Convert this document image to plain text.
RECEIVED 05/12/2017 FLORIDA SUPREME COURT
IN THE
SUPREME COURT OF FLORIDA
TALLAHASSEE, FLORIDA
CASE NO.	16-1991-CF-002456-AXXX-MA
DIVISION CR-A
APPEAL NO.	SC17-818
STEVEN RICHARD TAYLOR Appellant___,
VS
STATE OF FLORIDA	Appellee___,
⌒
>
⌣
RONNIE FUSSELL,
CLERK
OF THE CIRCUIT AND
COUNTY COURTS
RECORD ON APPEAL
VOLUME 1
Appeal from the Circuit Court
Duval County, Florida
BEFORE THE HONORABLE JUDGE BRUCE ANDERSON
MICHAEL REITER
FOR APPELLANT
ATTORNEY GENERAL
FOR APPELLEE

==

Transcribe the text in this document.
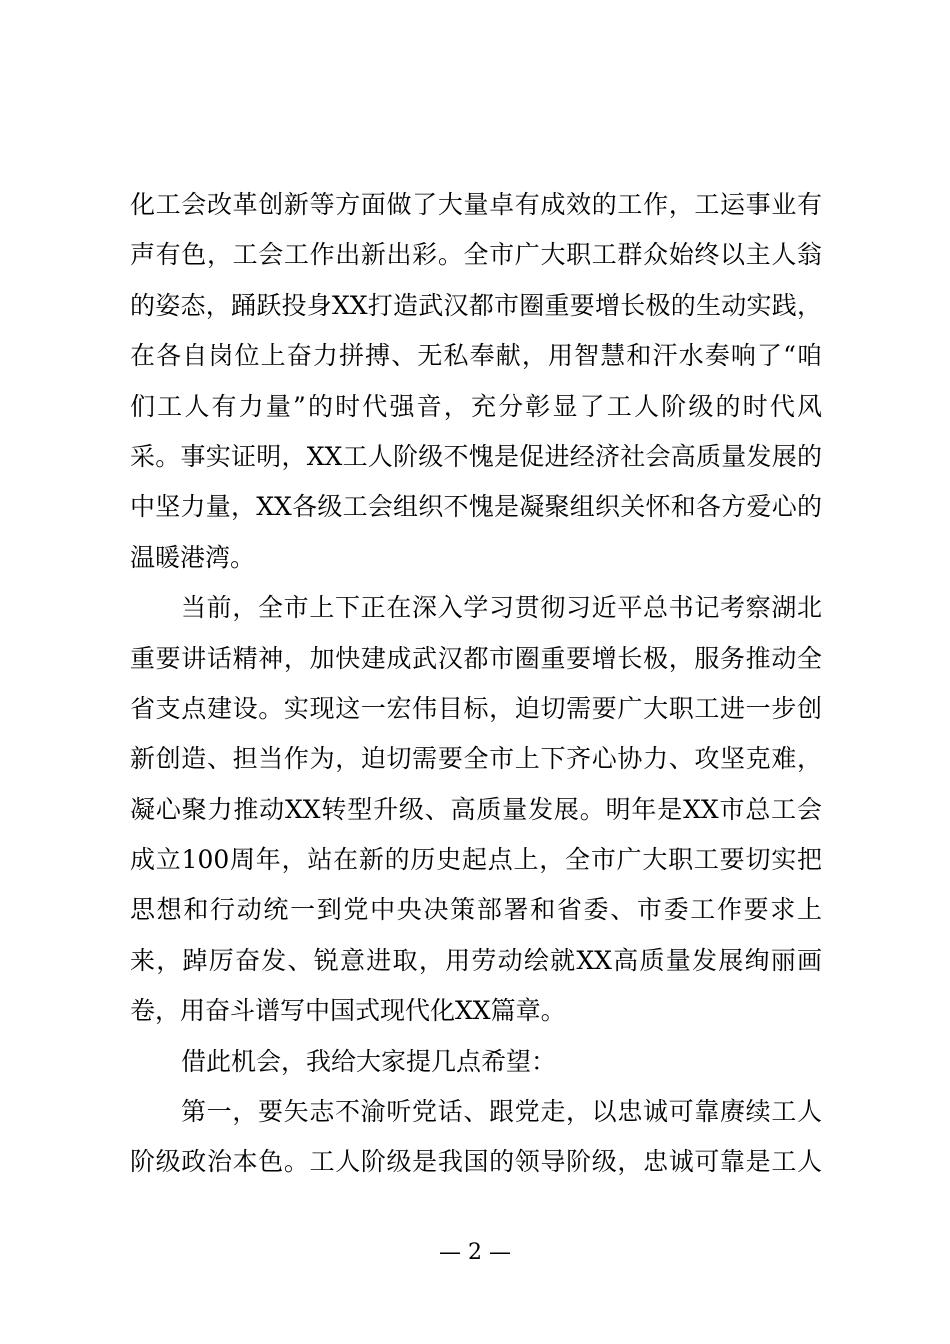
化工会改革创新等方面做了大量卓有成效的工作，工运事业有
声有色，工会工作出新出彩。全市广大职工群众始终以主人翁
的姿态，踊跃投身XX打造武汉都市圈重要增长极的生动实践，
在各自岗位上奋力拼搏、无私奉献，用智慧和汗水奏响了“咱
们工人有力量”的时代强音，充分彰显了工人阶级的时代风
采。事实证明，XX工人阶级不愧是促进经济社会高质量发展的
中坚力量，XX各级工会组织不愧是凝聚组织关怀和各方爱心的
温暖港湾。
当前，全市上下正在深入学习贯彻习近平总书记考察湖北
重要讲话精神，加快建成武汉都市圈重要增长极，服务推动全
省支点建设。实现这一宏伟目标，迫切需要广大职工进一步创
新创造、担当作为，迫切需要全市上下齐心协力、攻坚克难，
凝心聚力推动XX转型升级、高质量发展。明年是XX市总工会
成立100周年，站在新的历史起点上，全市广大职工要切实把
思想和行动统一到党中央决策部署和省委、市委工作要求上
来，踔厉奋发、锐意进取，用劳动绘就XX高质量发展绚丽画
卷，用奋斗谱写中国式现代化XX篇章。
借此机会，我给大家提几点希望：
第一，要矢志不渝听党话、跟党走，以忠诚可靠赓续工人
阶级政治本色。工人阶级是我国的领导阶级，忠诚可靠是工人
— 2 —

■ **Instruction**: Where a line of the data holds "SUPREME", show that line.

■ **The response**:
RECEIVED 05/12/2017 FLORIDA SUPREME COURT
SUPREME COURT OF FLORIDA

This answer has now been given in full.